**SHORT EXERCISE**
All records must be quoted exactly. Omit the pictures.
* Begin SUPPLIED MATERIAL *
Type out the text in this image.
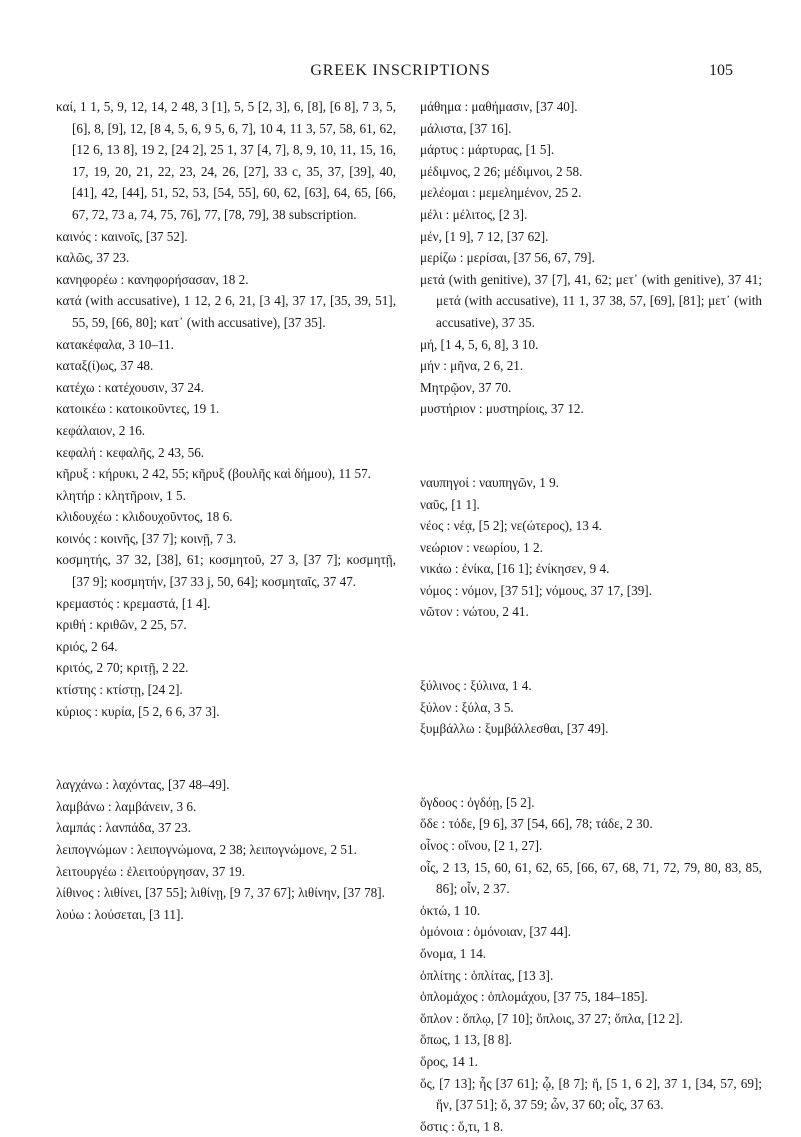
GREEK INSCRIPTIONS	105

καί, 1 1, 5, 9, 12, 14, 2 48, 3 [1], 5, 5 [2, 3], 6, [8], [6 8], 7 3, 5, [6], 8, [9], 12, [8 4, 5, 6, 9 5, 6, 7], 10 4, 11 3, 57, 58, 61, 62, [12 6, 13 8], 19 2, [24 2], 25 1, 37 [4, 7], 8, 9, 10, 11, 15, 16, 17, 19, 20, 21, 22, 23, 24, 26, [27], 33 c, 35, 37, [39], 40, [41], 42, [44], 51, 52, 53, [54, 55], 60, 62, [63], 64, 65, [66, 67, 72, 73 a, 74, 75, 76], 77, [78, 79], 38 subscription.

καινός : καινοῖς, [37 52].

καλῶς, 37 23.

κανηφορέω : κανηφορήσασαν, 18 2.

κατά (with accusative), 1 12, 2 6, 21, [3 4], 37 17, [35, 39, 51], 55, 59, [66, 80]; κατ᾽ (with accusative), [37 35].

κατακέφαλα, 3 10–11.

καταξ(ί)ως, 37 48.

κατέχω : κατέχουσιν, 37 24.

κατοικέω : κατοικοῦντες, 19 1.

κεφάλαιον, 2 16.

κεφαλή : κεφαλῆς, 2 43, 56.

κῆρυξ : κήρυκι, 2 42, 55; κῆρυξ (βουλῆς καὶ δήμου), 11 57.

κλητήρ : κλητῆροιν, 1 5.

κλιδουχέω : κλιδουχοῦντος, 18 6.

κοινός : κοινῆς, [37 7]; κοινῇ, 7 3.

κοσμητής, 37 32, [38], 61; κοσμητοῦ, 27 3, [37 7]; κοσμητῇ, [37 9]; κοσμητήν, [37 33 j, 50, 64]; κοσμηταῖς, 37 47.

κρεμαστός : κρεμαστά, [1 4].

κριθή : κριθῶν, 2 25, 57.

κριός, 2 64.

κριτός, 2 70; κριτῇ, 2 22.

κτίστης : κτίστῃ, [24 2].

κύριος : κυρία, [5 2, 6 6, 37 3].

λαγχάνω : λαχόντας, [37 48–49].

λαμβάνω : λαμβάνειν, 3 6.

λαμπάς : λανπάδα, 37 23.

λειπογνώμων : λειπογνώμονα, 2 38; λειπογνώμονε, 2 51.

λειτουργέω : ἐλειτούργησαν, 37 19.

λίθινος : λιθίνει, [37 55]; λιθίνῃ, [9 7, 37 67]; λιθίνην, [37 78].

λούω : λούσεται, [3 11].

μάθημα : μαθήμασιν, [37 40].

μάλιστα, [37 16].

μάρτυς : μάρτυρας, [1 5].

μέδιμνος, 2 26; μέδιμνοι, 2 58.

μελέομαι : μεμελημένον, 25 2.

μέλι : μέλιτος, [2 3].

μέν, [1 9], 7 12, [37 62].

μερίζω : μερίσαι, [37 56, 67, 79].

μετά (with genitive), 37 [7], 41, 62; μετ᾽ (with genitive), 37 41; μετά (with accusative), 11 1, 37 38, 57, [69], [81]; μετ᾽ (with accusative), 37 35.

μή, [1 4, 5, 6, 8], 3 10.

μήν : μῆνα, 2 6, 21.

Μητρῷον, 37 70.

μυστήριον : μυστηρίοις, 37 12.

ναυπηγοί : ναυπηγῶν, 1 9.

ναῦς, [1 1].

νέος : νέᾳ, [5 2]; νε(ώτερος), 13 4.

νεώριον : νεωρίου, 1 2.

νικάω : ἐνίκα, [16 1]; ἐνίκησεν, 9 4.

νόμος : νόμον, [37 51]; νόμους, 37 17, [39].

νῶτον : νώτου, 2 41.

ξύλινος : ξύλινα, 1 4.

ξύλον : ξύλα, 3 5.

ξυμβάλλω : ξυμβάλλεσθαι, [37 49].

ὄγδοος : ὀγδόῃ, [5 2].

ὅδε : τόδε, [9 6], 37 [54, 66], 78; τάδε, 2 30.

οἶνος : οἴνου, [2 1, 27].

οἶς, 2 13, 15, 60, 61, 62, 65, [66, 67, 68, 71, 72, 79, 80, 83, 85, 86]; οἶν, 2 37.

ὀκτώ, 1 10.

ὁμόνοια : ὁμόνοιαν, [37 44].

ὄνομα, 1 14.

ὁπλίτης : ὁπλίτας, [13 3].

ὁπλομάχος : ὁπλομάχου, [37 75, 184–185].

ὅπλον : ὅπλῳ, [7 10]; ὅπλοις, 37 27; ὅπλα, [12 2].

ὅπως, 1 13, [8 8].

ὅρος, 14 1.

ὅς, [7 13]; ἧς [37 61]; ᾧ, [8 7]; ἥ, [5 1, 6 2], 37 1, [34, 57, 69]; ἥν, [37 51]; ὅ, 37 59; ὧν, 37 60; οἷς, 37 63.

ὅστις : ὅ,τι, 1 8.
* End SUPPLIED MATERIAL *
**SOLUTION TO THIS EXERCISE**
Type out the text in this image.
GREEK INSCRIPTIONS	105

καί, 1 1, 5, 9, 12, 14, 2 48, 3 [1], 5, 5 [2, 3], 6, [8], [6 8], 7 3, 5, [6], 8, [9], 12, [8 4, 5, 6, 9 5, 6, 7], 10 4, 11 3, 57, 58, 61, 62, [12 6, 13 8], 19 2, [24 2], 25 1, 37 [4, 7], 8, 9, 10, 11, 15, 16, 17, 19, 20, 21, 22, 23, 24, 26, [27], 33 c, 35, 37, [39], 40, [41], 42, [44], 51, 52, 53, [54, 55], 60, 62, [63], 64, 65, [66, 67, 72, 73 a, 74, 75, 76], 77, [78, 79], 38 subscription.

καινός : καινοῖς, [37 52].

καλῶς, 37 23.

κανηφορέω : κανηφορήσασαν, 18 2.

κατά (with accusative), 1 12, 2 6, 21, [3 4], 37 17, [35, 39, 51], 55, 59, [66, 80]; κατ᾽ (with accusative), [37 35].

κατακέφαλα, 3 10–11.

καταξ(ί)ως, 37 48.

κατέχω : κατέχουσιν, 37 24.

κατοικέω : κατοικοῦντες, 19 1.

κεφάλαιον, 2 16.

κεφαλή : κεφαλῆς, 2 43, 56.

κῆρυξ : κήρυκι, 2 42, 55; κῆρυξ (βουλῆς καὶ δήμου), 11 57.

κλητήρ : κλητῆροιν, 1 5.

κλιδουχέω : κλιδουχοῦντος, 18 6.

κοινός : κοινῆς, [37 7]; κοινῇ, 7 3.

κοσμητής, 37 32, [38], 61; κοσμητοῦ, 27 3, [37 7]; κοσμητῇ, [37 9]; κοσμητήν, [37 33 j, 50, 64]; κοσμηταῖς, 37 47.

κρεμαστός : κρεμαστά, [1 4].

κριθή : κριθῶν, 2 25, 57.

κριός, 2 64.

κριτός, 2 70; κριτῇ, 2 22.

κτίστης : κτίστῃ, [24 2].

κύριος : κυρία, [5 2, 6 6, 37 3].

λαγχάνω : λαχόντας, [37 48–49].

λαμβάνω : λαμβάνειν, 3 6.

λαμπάς : λανπάδα, 37 23.

λειπογνώμων : λειπογνώμονα, 2 38; λειπογνώμονε, 2 51.

λειτουργέω : ἐλειτούργησαν, 37 19.

λίθινος : λιθίνει, [37 55]; λιθίνῃ, [9 7, 37 67]; λιθίνην, [37 78].

λούω : λούσεται, [3 11].

μάθημα : μαθήμασιν, [37 40].

μάλιστα, [37 16].

μάρτυς : μάρτυρας, [1 5].

μέδιμνος, 2 26; μέδιμνοι, 2 58.

μελέομαι : μεμελημένον, 25 2.

μέλι : μέλιτος, [2 3].

μέν, [1 9], 7 12, [37 62].

μερίζω : μερίσαι, [37 56, 67, 79].

μετά (with genitive), 37 [7], 41, 62; μετ᾽ (with genitive), 37 41; μετά (with accusative), 11 1, 37 38, 57, [69], [81]; μετ᾽ (with accusative), 37 35.

μή, [1 4, 5, 6, 8], 3 10.

μήν : μῆνα, 2 6, 21.

Μητρῷον, 37 70.

μυστήριον : μυστηρίοις, 37 12.

ναυπηγοί : ναυπηγῶν, 1 9.

ναῦς, [1 1].

νέος : νέᾳ, [5 2]; νε(ώτερος), 13 4.

νεώριον : νεωρίου, 1 2.

νικάω : ἐνίκα, [16 1]; ἐνίκησεν, 9 4.

νόμος : νόμον, [37 51]; νόμους, 37 17, [39].

νῶτον : νώτου, 2 41.

ξύλινος : ξύλινα, 1 4.

ξύλον : ξύλα, 3 5.

ξυμβάλλω : ξυμβάλλεσθαι, [37 49].

ὄγδοος : ὀγδόῃ, [5 2].

ὅδε : τόδε, [9 6], 37 [54, 66], 78; τάδε, 2 30.

οἶνος : οἴνου, [2 1, 27].

οἶς, 2 13, 15, 60, 61, 62, 65, [66, 67, 68, 71, 72, 79, 80, 83, 85, 86]; οἶν, 2 37.

ὀκτώ, 1 10.

ὁμόνοια : ὁμόνοιαν, [37 44].

ὄνομα, 1 14.

ὁπλίτης : ὁπλίτας, [13 3].

ὁπλομάχος : ὁπλομάχου, [37 75, 184–185].

ὅπλον : ὅπλῳ, [7 10]; ὅπλοις, 37 27; ὅπλα, [12 2].

ὅπως, 1 13, [8 8].

ὅρος, 14 1.

ὅς, [7 13]; ἧς [37 61]; ᾧ, [8 7]; ἥ, [5 1, 6 2], 37 1, [34, 57, 69]; ἥν, [37 51]; ὅ, 37 59; ὧν, 37 60; οἷς, 37 63.

ὅστις : ὅ,τι, 1 8.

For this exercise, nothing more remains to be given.